* **WHAT IS REQUIRED**
Copy whichever lines contain the string "name".

* **EXERCISE MATERIALS**
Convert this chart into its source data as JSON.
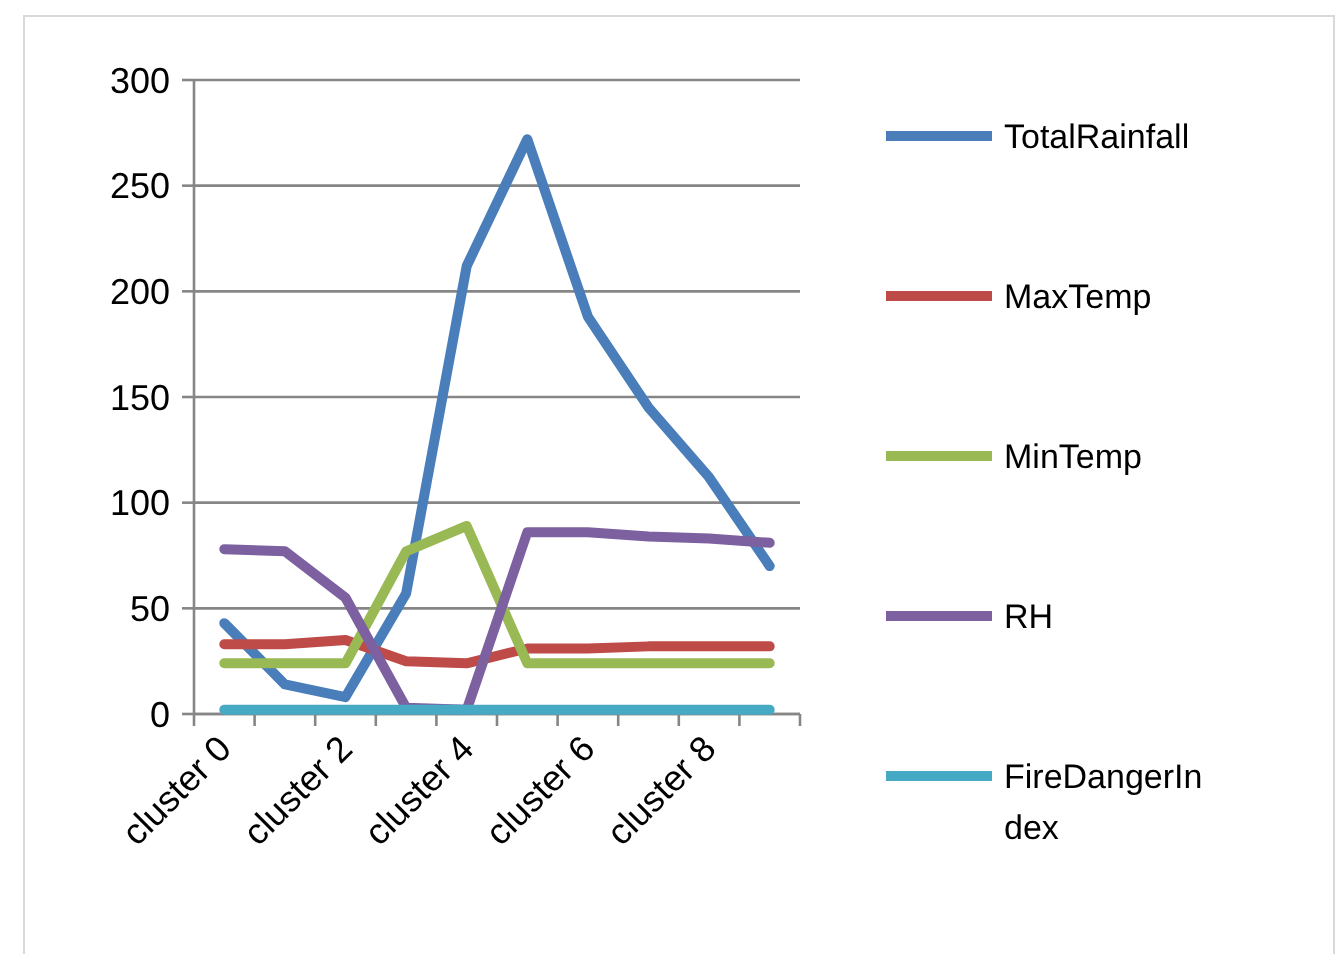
{
  "chart_data": {
    "type": "line",
    "categories": [
      "cluster 0",
      null,
      "cluster 2",
      null,
      "cluster 4",
      null,
      "cluster 6",
      null,
      "cluster 8",
      null
    ],
    "series": [
      {
        "name": "TotalRainfall",
        "color": "#4a7ebb",
        "values": [
          43,
          14,
          8,
          57,
          212,
          272,
          188,
          145,
          112,
          70
        ]
      },
      {
        "name": "MaxTemp",
        "color": "#be4b48",
        "values": [
          33,
          33,
          35,
          25,
          24,
          31,
          31,
          32,
          32,
          32
        ]
      },
      {
        "name": "MinTemp",
        "color": "#98b954",
        "values": [
          24,
          24,
          24,
          77,
          89,
          24,
          24,
          24,
          24,
          24
        ]
      },
      {
        "name": "RH",
        "color": "#7d60a0",
        "values": [
          78,
          77,
          55,
          3,
          2,
          86,
          86,
          84,
          83,
          81
        ]
      },
      {
        "name": "FireDangerIndex",
        "color": "#46aac5",
        "values": [
          2,
          2,
          2,
          2,
          2,
          2,
          2,
          2,
          2,
          2
        ]
      }
    ],
    "ylim": [
      0,
      300
    ],
    "yticks": [
      0,
      50,
      100,
      150,
      200,
      250,
      300
    ],
    "grid": "y",
    "legend": "right",
    "marker": "none",
    "line_style": "solid"
  }
}
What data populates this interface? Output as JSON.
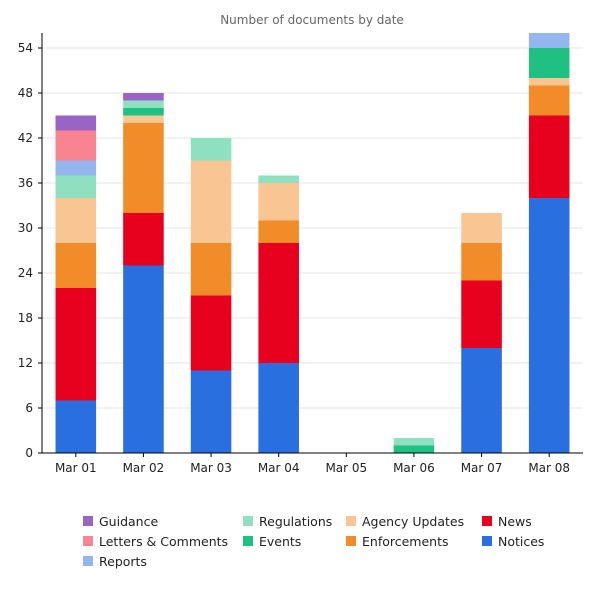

* **PROBLEM SOLUTION**
        "name": "TotalRainfall",
        "name": "MaxTemp",
        "name": "MinTemp",
        "name": "RH",
        "name": "FireDangerIndex",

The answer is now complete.